§ **DIRECTIVE**:
Show each line that has the string "Donor" in it.

§ **TASK DATA**:
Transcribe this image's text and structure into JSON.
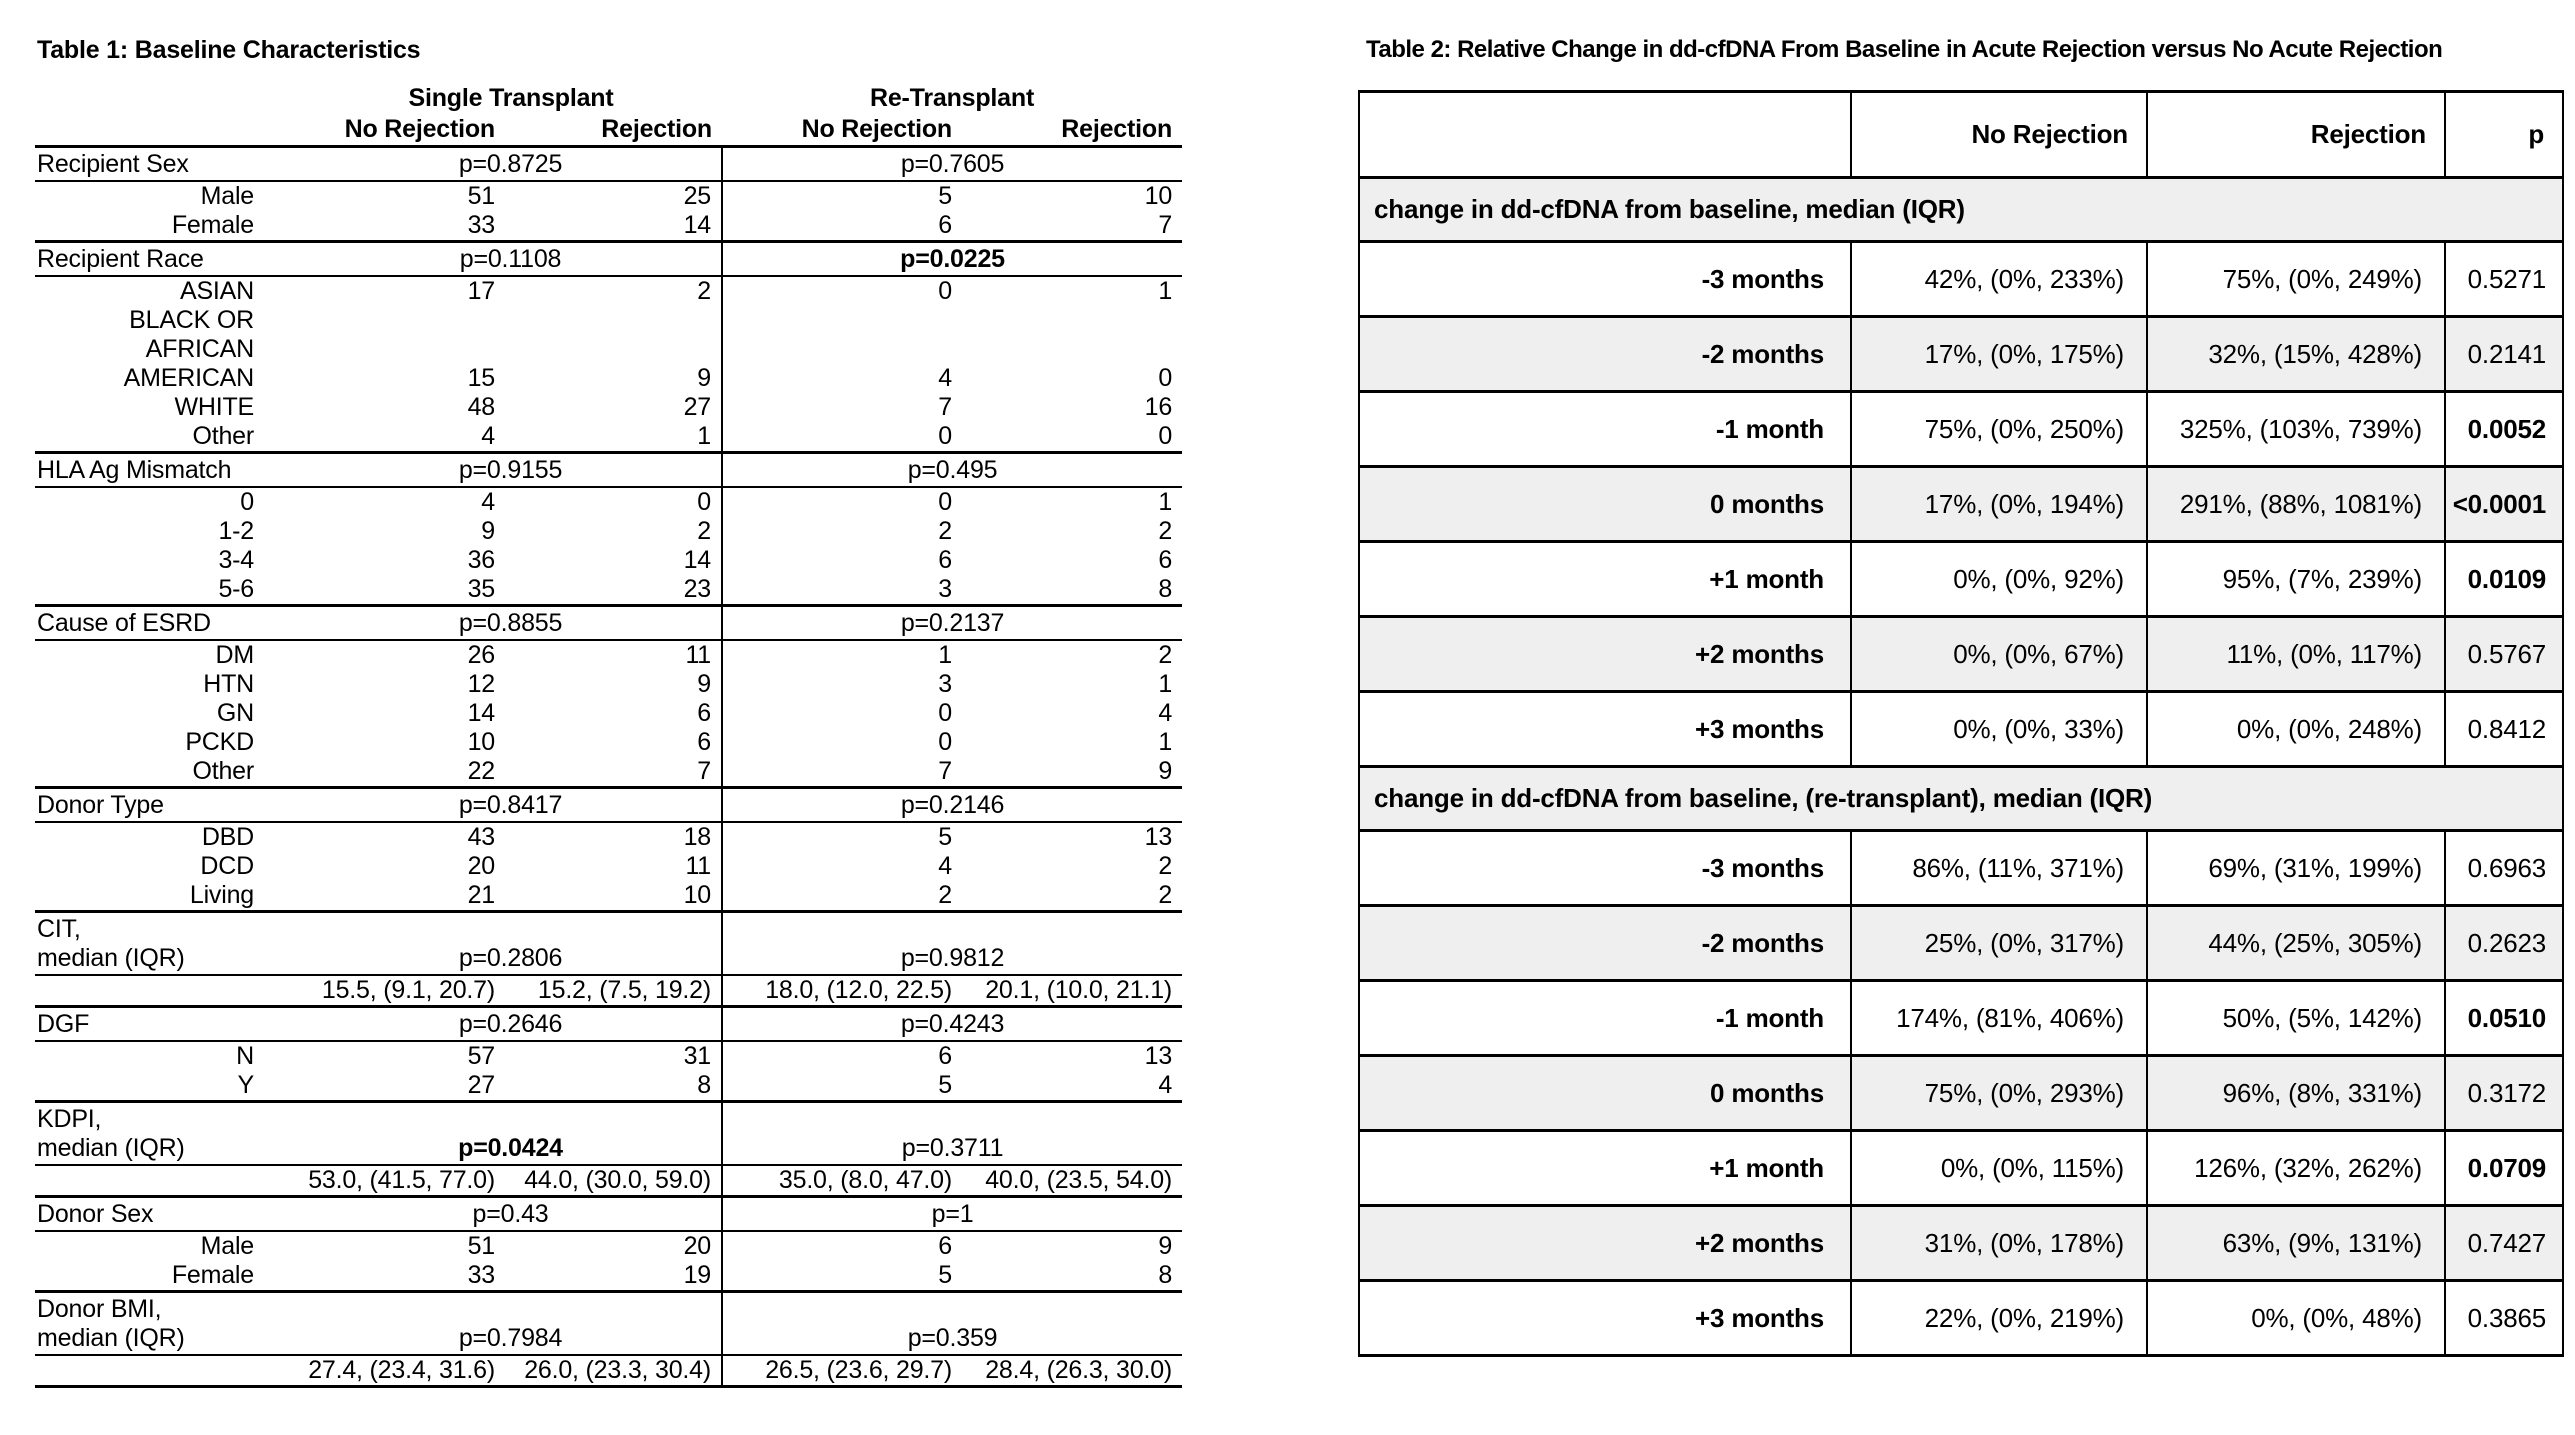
{
  "colors": {
    "line": "#000000",
    "text": "#000000",
    "background": "#ffffff",
    "section_row_bg": "#efefef",
    "stripe_row_bg": "#efefef"
  },
  "table1": {
    "title": "Table 1: Baseline Characteristics",
    "col_groups": [
      "Single Transplant",
      "Re-Transplant"
    ],
    "col_headers": [
      "No Rejection",
      "Rejection",
      "No Rejection",
      "Rejection"
    ],
    "sections": [
      {
        "label": "Recipient Sex",
        "p_single": "p=0.8725",
        "p_single_bold": false,
        "p_re": "p=0.7605",
        "p_re_bold": false,
        "rows": [
          {
            "label": "Male",
            "single_no_rejection": "51",
            "single_rejection": "25",
            "re_no_rejection": "5",
            "re_rejection": "10"
          },
          {
            "label": "Female",
            "single_no_rejection": "33",
            "single_rejection": "14",
            "re_no_rejection": "6",
            "re_rejection": "7"
          }
        ]
      },
      {
        "label": "Recipient Race",
        "p_single": "p=0.1108",
        "p_single_bold": false,
        "p_re": "p=0.0225",
        "p_re_bold": true,
        "rows": [
          {
            "label": "ASIAN",
            "single_no_rejection": "17",
            "single_rejection": "2",
            "re_no_rejection": "0",
            "re_rejection": "1"
          },
          {
            "label": "BLACK OR\nAFRICAN\nAMERICAN",
            "single_no_rejection": "15",
            "single_rejection": "9",
            "re_no_rejection": "4",
            "re_rejection": "0"
          },
          {
            "label": "WHITE",
            "single_no_rejection": "48",
            "single_rejection": "27",
            "re_no_rejection": "7",
            "re_rejection": "16"
          },
          {
            "label": "Other",
            "single_no_rejection": "4",
            "single_rejection": "1",
            "re_no_rejection": "0",
            "re_rejection": "0"
          }
        ]
      },
      {
        "label": "HLA Ag Mismatch",
        "p_single": "p=0.9155",
        "p_single_bold": false,
        "p_re": "p=0.495",
        "p_re_bold": false,
        "rows": [
          {
            "label": "0",
            "single_no_rejection": "4",
            "single_rejection": "0",
            "re_no_rejection": "0",
            "re_rejection": "1"
          },
          {
            "label": "1-2",
            "single_no_rejection": "9",
            "single_rejection": "2",
            "re_no_rejection": "2",
            "re_rejection": "2"
          },
          {
            "label": "3-4",
            "single_no_rejection": "36",
            "single_rejection": "14",
            "re_no_rejection": "6",
            "re_rejection": "6"
          },
          {
            "label": "5-6",
            "single_no_rejection": "35",
            "single_rejection": "23",
            "re_no_rejection": "3",
            "re_rejection": "8"
          }
        ]
      },
      {
        "label": "Cause of ESRD",
        "p_single": "p=0.8855",
        "p_single_bold": false,
        "p_re": "p=0.2137",
        "p_re_bold": false,
        "rows": [
          {
            "label": "DM",
            "single_no_rejection": "26",
            "single_rejection": "11",
            "re_no_rejection": "1",
            "re_rejection": "2"
          },
          {
            "label": "HTN",
            "single_no_rejection": "12",
            "single_rejection": "9",
            "re_no_rejection": "3",
            "re_rejection": "1"
          },
          {
            "label": "GN",
            "single_no_rejection": "14",
            "single_rejection": "6",
            "re_no_rejection": "0",
            "re_rejection": "4"
          },
          {
            "label": "PCKD",
            "single_no_rejection": "10",
            "single_rejection": "6",
            "re_no_rejection": "0",
            "re_rejection": "1"
          },
          {
            "label": "Other",
            "single_no_rejection": "22",
            "single_rejection": "7",
            "re_no_rejection": "7",
            "re_rejection": "9"
          }
        ]
      },
      {
        "label": "Donor Type",
        "p_single": "p=0.8417",
        "p_single_bold": false,
        "p_re": "p=0.2146",
        "p_re_bold": false,
        "rows": [
          {
            "label": "DBD",
            "single_no_rejection": "43",
            "single_rejection": "18",
            "re_no_rejection": "5",
            "re_rejection": "13"
          },
          {
            "label": "DCD",
            "single_no_rejection": "20",
            "single_rejection": "11",
            "re_no_rejection": "4",
            "re_rejection": "2"
          },
          {
            "label": "Living",
            "single_no_rejection": "21",
            "single_rejection": "10",
            "re_no_rejection": "2",
            "re_rejection": "2"
          }
        ]
      },
      {
        "label": "CIT,\nmedian (IQR)",
        "p_single": "p=0.2806",
        "p_single_bold": false,
        "p_re": "p=0.9812",
        "p_re_bold": false,
        "rows": [
          {
            "label": "",
            "single_no_rejection": "15.5, (9.1, 20.7)",
            "single_rejection": "15.2, (7.5, 19.2)",
            "re_no_rejection": "18.0, (12.0, 22.5)",
            "re_rejection": "20.1, (10.0, 21.1)"
          }
        ]
      },
      {
        "label": "DGF",
        "p_single": "p=0.2646",
        "p_single_bold": false,
        "p_re": "p=0.4243",
        "p_re_bold": false,
        "rows": [
          {
            "label": "N",
            "single_no_rejection": "57",
            "single_rejection": "31",
            "re_no_rejection": "6",
            "re_rejection": "13"
          },
          {
            "label": "Y",
            "single_no_rejection": "27",
            "single_rejection": "8",
            "re_no_rejection": "5",
            "re_rejection": "4"
          }
        ]
      },
      {
        "label": "KDPI,\nmedian (IQR)",
        "p_single": "p=0.0424",
        "p_single_bold": true,
        "p_re": "p=0.3711",
        "p_re_bold": false,
        "rows": [
          {
            "label": "",
            "single_no_rejection": "53.0, (41.5, 77.0)",
            "single_rejection": "44.0, (30.0, 59.0)",
            "re_no_rejection": "35.0, (8.0, 47.0)",
            "re_rejection": "40.0, (23.5, 54.0)"
          }
        ]
      },
      {
        "label": "Donor Sex",
        "p_single": "p=0.43",
        "p_single_bold": false,
        "p_re": "p=1",
        "p_re_bold": false,
        "rows": [
          {
            "label": "Male",
            "single_no_rejection": "51",
            "single_rejection": "20",
            "re_no_rejection": "6",
            "re_rejection": "9"
          },
          {
            "label": "Female",
            "single_no_rejection": "33",
            "single_rejection": "19",
            "re_no_rejection": "5",
            "re_rejection": "8"
          }
        ]
      },
      {
        "label": "Donor BMI,\nmedian (IQR)",
        "p_single": "p=0.7984",
        "p_single_bold": false,
        "p_re": "p=0.359",
        "p_re_bold": false,
        "rows": [
          {
            "label": "",
            "single_no_rejection": "27.4, (23.4, 31.6)",
            "single_rejection": "26.0, (23.3, 30.4)",
            "re_no_rejection": "26.5, (23.6, 29.7)",
            "re_rejection": "28.4, (26.3, 30.0)"
          }
        ]
      }
    ]
  },
  "table2": {
    "title": "Table 2: Relative Change in dd-cfDNA From Baseline in Acute Rejection versus No Acute Rejection",
    "col_headers": [
      "No Rejection",
      "Rejection",
      "p"
    ],
    "sections": [
      {
        "header": "change in dd-cfDNA from baseline, median (IQR)",
        "rows": [
          {
            "label": "-3 months",
            "no_rejection": "42%, (0%, 233%)",
            "rejection": "75%, (0%, 249%)",
            "p": "0.5271",
            "p_bold": false
          },
          {
            "label": "-2 months",
            "no_rejection": "17%, (0%, 175%)",
            "rejection": "32%, (15%, 428%)",
            "p": "0.2141",
            "p_bold": false
          },
          {
            "label": "-1 month",
            "no_rejection": "75%, (0%, 250%)",
            "rejection": "325%, (103%, 739%)",
            "p": "0.0052",
            "p_bold": true
          },
          {
            "label": "0 months",
            "no_rejection": "17%, (0%, 194%)",
            "rejection": "291%, (88%, 1081%)",
            "p": "<0.0001",
            "p_bold": true
          },
          {
            "label": "+1 month",
            "no_rejection": "0%, (0%, 92%)",
            "rejection": "95%, (7%, 239%)",
            "p": "0.0109",
            "p_bold": true
          },
          {
            "label": "+2 months",
            "no_rejection": "0%, (0%, 67%)",
            "rejection": "11%, (0%, 117%)",
            "p": "0.5767",
            "p_bold": false
          },
          {
            "label": "+3 months",
            "no_rejection": "0%, (0%, 33%)",
            "rejection": "0%, (0%, 248%)",
            "p": "0.8412",
            "p_bold": false
          }
        ]
      },
      {
        "header": "change in dd-cfDNA from baseline, (re-transplant), median (IQR)",
        "rows": [
          {
            "label": "-3 months",
            "no_rejection": "86%, (11%, 371%)",
            "rejection": "69%, (31%, 199%)",
            "p": "0.6963",
            "p_bold": false
          },
          {
            "label": "-2 months",
            "no_rejection": "25%, (0%, 317%)",
            "rejection": "44%, (25%, 305%)",
            "p": "0.2623",
            "p_bold": false
          },
          {
            "label": "-1 month",
            "no_rejection": "174%, (81%, 406%)",
            "rejection": "50%, (5%, 142%)",
            "p": "0.0510",
            "p_bold": true
          },
          {
            "label": "0 months",
            "no_rejection": "75%, (0%, 293%)",
            "rejection": "96%, (8%, 331%)",
            "p": "0.3172",
            "p_bold": false
          },
          {
            "label": "+1 month",
            "no_rejection": "0%, (0%, 115%)",
            "rejection": "126%, (32%, 262%)",
            "p": "0.0709",
            "p_bold": true
          },
          {
            "label": "+2 months",
            "no_rejection": "31%, (0%, 178%)",
            "rejection": "63%, (9%, 131%)",
            "p": "0.7427",
            "p_bold": false
          },
          {
            "label": "+3 months",
            "no_rejection": "22%, (0%, 219%)",
            "rejection": "0%, (0%, 48%)",
            "p": "0.3865",
            "p_bold": false
          }
        ]
      }
    ]
  }
}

§ **WORKED ANSWER**:
        "label": "Donor Type",
        "label": "Donor Sex",
        "label": "Donor BMI,\nmedian (IQR)",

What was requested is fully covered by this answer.